Some records:
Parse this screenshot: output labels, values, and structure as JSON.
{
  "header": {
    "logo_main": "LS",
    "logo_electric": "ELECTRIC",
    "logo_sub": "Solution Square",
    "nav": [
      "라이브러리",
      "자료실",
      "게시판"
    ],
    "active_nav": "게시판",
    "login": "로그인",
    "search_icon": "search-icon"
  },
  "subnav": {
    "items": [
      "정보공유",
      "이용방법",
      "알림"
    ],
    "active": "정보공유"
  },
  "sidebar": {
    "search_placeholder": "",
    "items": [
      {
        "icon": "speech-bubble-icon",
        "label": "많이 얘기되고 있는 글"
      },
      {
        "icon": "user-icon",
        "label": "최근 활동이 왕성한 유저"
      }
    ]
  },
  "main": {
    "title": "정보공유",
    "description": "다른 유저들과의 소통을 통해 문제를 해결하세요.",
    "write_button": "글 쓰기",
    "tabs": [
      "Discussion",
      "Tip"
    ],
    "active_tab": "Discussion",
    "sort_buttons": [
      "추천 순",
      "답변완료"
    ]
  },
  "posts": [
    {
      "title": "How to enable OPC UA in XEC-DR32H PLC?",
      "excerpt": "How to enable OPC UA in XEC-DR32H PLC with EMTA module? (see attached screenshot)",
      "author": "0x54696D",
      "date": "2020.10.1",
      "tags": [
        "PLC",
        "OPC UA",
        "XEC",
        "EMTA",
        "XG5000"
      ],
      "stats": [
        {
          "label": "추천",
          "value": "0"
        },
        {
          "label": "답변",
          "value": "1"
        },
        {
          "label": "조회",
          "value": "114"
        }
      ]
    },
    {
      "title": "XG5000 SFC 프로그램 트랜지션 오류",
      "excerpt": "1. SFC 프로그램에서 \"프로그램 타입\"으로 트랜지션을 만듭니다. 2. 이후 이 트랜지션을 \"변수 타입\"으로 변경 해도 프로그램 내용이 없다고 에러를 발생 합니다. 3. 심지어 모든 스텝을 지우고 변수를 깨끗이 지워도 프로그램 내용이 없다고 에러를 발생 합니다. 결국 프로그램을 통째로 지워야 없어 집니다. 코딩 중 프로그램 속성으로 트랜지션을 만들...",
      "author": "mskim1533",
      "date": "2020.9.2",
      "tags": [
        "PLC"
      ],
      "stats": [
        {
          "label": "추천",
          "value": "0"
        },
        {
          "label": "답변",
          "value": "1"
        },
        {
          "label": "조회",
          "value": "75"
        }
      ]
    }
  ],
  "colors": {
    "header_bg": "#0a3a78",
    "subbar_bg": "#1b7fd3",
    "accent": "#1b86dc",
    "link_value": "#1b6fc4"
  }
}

Challenge: Only a number is needed: how many lines of the material above contain "프로그램"?

Exercise result: 2